INPUT MATERIAL:
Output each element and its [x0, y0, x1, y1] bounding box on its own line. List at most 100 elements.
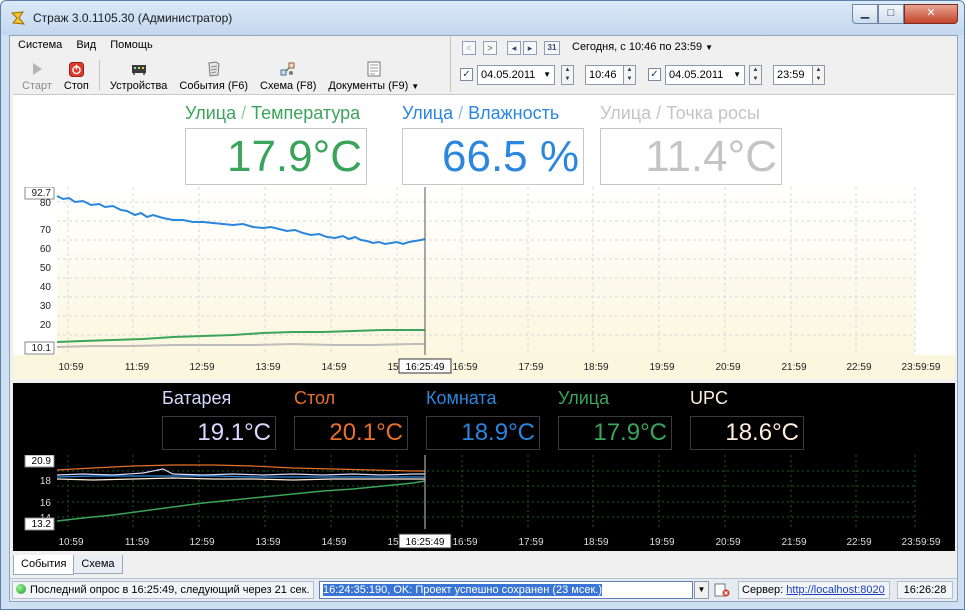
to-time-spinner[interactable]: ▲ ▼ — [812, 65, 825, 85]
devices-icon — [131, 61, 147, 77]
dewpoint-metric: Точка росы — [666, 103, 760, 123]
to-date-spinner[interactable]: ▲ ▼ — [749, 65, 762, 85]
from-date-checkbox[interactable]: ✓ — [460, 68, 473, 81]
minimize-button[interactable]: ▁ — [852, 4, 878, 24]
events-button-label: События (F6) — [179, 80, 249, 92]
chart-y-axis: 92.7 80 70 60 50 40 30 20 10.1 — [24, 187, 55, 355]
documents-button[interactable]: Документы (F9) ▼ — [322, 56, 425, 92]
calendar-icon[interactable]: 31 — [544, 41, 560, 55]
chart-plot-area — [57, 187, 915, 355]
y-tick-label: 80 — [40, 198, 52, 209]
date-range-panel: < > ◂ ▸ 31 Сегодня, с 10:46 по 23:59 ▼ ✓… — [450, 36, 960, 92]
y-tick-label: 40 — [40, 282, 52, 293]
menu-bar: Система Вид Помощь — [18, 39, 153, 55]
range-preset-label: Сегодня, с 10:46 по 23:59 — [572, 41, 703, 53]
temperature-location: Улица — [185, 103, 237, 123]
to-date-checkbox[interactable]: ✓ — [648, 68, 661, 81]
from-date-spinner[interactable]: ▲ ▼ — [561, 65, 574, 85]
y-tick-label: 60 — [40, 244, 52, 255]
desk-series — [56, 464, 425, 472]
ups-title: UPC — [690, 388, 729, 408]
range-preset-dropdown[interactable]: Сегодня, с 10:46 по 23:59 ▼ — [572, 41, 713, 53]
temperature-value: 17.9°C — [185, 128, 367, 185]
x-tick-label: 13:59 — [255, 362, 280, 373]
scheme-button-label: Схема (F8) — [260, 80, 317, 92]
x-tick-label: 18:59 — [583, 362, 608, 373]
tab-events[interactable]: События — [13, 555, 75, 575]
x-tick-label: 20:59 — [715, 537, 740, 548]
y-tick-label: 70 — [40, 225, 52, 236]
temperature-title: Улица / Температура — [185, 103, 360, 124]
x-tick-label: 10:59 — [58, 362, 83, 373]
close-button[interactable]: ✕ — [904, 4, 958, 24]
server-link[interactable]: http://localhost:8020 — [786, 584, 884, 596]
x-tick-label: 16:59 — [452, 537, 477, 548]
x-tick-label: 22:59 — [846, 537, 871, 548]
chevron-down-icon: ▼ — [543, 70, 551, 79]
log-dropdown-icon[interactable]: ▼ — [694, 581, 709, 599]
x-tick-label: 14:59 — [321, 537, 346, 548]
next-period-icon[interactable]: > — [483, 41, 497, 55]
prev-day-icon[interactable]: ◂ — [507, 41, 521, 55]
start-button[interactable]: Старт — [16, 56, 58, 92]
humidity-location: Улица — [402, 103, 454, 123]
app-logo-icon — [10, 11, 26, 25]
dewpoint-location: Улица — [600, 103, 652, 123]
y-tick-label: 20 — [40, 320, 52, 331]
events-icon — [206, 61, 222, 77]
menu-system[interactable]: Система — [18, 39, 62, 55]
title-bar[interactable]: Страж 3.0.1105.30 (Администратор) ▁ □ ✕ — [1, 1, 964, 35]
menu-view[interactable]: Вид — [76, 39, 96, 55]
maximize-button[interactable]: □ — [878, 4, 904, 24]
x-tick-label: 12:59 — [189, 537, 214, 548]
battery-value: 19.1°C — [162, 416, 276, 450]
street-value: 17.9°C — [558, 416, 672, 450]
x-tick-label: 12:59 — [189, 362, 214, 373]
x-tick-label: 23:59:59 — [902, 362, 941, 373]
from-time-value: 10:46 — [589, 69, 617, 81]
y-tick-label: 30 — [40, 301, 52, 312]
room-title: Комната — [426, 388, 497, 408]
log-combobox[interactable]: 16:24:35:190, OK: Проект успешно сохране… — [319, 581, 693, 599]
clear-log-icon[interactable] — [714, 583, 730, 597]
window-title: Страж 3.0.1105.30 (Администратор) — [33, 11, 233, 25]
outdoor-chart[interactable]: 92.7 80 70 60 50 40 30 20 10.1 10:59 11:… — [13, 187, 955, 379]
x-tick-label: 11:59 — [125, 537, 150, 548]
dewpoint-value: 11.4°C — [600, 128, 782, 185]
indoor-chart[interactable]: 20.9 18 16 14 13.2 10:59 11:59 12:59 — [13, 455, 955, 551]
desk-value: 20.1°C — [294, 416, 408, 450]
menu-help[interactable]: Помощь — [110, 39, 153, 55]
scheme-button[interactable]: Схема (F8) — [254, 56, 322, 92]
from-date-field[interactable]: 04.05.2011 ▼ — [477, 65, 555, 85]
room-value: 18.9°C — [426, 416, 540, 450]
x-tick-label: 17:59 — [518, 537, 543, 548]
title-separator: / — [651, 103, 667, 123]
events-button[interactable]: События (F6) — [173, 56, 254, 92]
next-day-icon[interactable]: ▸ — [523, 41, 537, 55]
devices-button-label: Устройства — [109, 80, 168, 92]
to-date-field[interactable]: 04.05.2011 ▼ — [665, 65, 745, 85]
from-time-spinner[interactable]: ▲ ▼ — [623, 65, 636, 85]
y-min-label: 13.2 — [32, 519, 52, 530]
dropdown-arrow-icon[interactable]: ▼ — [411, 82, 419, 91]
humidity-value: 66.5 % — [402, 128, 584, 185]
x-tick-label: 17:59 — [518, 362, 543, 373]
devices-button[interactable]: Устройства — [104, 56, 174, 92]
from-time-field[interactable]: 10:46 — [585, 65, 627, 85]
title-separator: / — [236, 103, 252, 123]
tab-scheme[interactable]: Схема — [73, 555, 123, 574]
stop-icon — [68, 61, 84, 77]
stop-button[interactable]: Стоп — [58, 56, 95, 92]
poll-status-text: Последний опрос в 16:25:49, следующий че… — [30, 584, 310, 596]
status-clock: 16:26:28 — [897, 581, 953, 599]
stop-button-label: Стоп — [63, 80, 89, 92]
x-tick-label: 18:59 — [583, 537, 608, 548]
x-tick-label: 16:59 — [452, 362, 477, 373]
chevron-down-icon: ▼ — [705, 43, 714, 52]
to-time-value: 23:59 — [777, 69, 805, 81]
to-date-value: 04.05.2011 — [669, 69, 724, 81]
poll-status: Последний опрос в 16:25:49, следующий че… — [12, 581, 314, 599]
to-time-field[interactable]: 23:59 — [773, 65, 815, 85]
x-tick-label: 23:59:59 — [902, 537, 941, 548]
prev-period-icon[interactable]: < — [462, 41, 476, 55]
* * *
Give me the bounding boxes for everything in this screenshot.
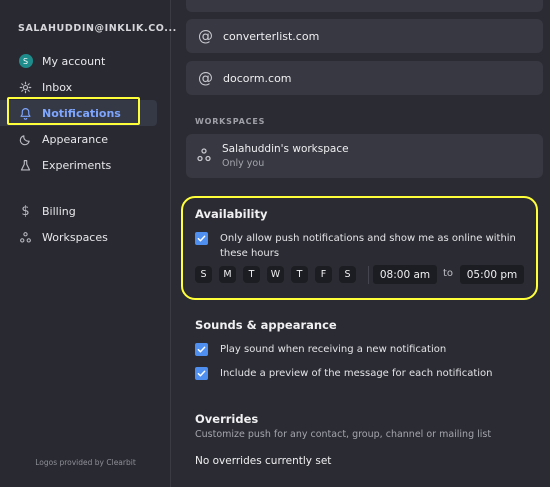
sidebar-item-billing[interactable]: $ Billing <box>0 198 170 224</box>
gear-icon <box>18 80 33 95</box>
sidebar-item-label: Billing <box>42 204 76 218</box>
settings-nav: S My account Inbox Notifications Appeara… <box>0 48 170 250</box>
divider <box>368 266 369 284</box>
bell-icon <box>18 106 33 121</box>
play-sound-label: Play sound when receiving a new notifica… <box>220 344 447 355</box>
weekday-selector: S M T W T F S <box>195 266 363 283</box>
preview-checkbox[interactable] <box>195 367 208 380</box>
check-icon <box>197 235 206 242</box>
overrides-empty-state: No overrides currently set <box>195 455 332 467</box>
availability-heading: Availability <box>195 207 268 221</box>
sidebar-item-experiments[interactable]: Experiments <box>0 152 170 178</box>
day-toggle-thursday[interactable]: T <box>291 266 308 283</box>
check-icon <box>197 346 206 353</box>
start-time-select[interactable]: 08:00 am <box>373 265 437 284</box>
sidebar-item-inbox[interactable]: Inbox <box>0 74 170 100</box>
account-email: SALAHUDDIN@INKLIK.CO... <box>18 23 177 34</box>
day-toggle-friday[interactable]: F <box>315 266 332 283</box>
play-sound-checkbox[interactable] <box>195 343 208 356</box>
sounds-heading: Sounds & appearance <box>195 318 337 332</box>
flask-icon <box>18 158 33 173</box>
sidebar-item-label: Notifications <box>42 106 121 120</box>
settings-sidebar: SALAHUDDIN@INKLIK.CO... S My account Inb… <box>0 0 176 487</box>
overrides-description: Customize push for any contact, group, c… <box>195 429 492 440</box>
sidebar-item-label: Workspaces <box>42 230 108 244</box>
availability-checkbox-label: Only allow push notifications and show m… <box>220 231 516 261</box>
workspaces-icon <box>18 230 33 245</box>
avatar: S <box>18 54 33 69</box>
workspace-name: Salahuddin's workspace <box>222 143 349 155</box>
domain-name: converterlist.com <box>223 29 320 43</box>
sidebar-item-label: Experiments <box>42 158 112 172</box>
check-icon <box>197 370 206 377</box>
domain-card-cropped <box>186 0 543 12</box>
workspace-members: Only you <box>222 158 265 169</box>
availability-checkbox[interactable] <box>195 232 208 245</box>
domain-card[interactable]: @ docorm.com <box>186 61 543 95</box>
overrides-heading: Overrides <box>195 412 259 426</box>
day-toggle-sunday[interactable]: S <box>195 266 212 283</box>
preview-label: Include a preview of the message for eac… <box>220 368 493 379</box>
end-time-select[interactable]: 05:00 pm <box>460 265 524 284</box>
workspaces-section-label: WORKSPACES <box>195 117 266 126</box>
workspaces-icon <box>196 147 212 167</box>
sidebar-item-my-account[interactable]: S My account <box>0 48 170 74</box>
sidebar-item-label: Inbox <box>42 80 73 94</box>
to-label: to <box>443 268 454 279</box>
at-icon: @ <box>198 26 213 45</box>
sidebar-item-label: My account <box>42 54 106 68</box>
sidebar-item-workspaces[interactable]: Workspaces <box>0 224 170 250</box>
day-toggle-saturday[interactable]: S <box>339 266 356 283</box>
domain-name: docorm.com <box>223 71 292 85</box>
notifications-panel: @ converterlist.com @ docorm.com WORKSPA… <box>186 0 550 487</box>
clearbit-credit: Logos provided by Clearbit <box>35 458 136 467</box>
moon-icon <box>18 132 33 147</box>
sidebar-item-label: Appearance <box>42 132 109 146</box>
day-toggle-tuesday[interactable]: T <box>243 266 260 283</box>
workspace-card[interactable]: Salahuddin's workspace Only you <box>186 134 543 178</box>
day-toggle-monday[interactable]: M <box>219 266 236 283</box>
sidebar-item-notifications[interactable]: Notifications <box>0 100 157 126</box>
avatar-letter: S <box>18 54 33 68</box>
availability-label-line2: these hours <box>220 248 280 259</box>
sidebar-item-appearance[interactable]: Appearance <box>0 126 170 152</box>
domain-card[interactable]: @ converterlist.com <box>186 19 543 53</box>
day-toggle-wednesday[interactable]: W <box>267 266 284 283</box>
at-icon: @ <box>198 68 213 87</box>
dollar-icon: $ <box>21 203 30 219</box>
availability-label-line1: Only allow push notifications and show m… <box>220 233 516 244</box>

YOUR OBJECTIVE:
Copy out the lines of the material above word for word, starting at the line that contains "to-time-spinner[interactable]: ▲ ▼" and ending at the line that contains "range-preset-dropdown[interactable]: Сегодня, с". Include both of those lines.

RESULT OF THE EXERCISE:
to-time-spinner[interactable]: ▲ ▼ — [812, 65, 825, 85]
devices-icon — [131, 61, 147, 77]
dewpoint-metric: Точка росы — [666, 103, 760, 123]
to-date-spinner[interactable]: ▲ ▼ — [749, 65, 762, 85]
from-date-checkbox[interactable]: ✓ — [460, 68, 473, 81]
minimize-button[interactable]: ▁ — [852, 4, 878, 24]
events-button-label: События (F6) — [179, 80, 249, 92]
chart-y-axis: 92.7 80 70 60 50 40 30 20 10.1 — [24, 187, 55, 355]
documents-button[interactable]: Документы (F9) ▼ — [322, 56, 425, 92]
calendar-icon[interactable]: 31 — [544, 41, 560, 55]
chart-plot-area — [57, 187, 915, 355]
y-tick-label: 80 — [40, 198, 52, 209]
date-range-panel: < > ◂ ▸ 31 Сегодня, с 10:46 по 23:59 ▼ ✓… — [450, 36, 960, 92]
y-tick-label: 40 — [40, 282, 52, 293]
menu-bar: Система Вид Помощь — [18, 39, 153, 55]
range-preset-label: Сегодня, с 10:46 по 23:59 — [572, 41, 703, 53]
temperature-location: Улица — [185, 103, 237, 123]
to-date-checkbox[interactable]: ✓ — [648, 68, 661, 81]
from-date-spinner[interactable]: ▲ ▼ — [561, 65, 574, 85]
y-tick-label: 60 — [40, 244, 52, 255]
desk-series — [56, 464, 425, 472]
ups-title: UPC — [690, 388, 729, 408]
range-preset-dropdown[interactable]: Сегодня, с 10:46 по 23:59 ▼ — [572, 41, 713, 53]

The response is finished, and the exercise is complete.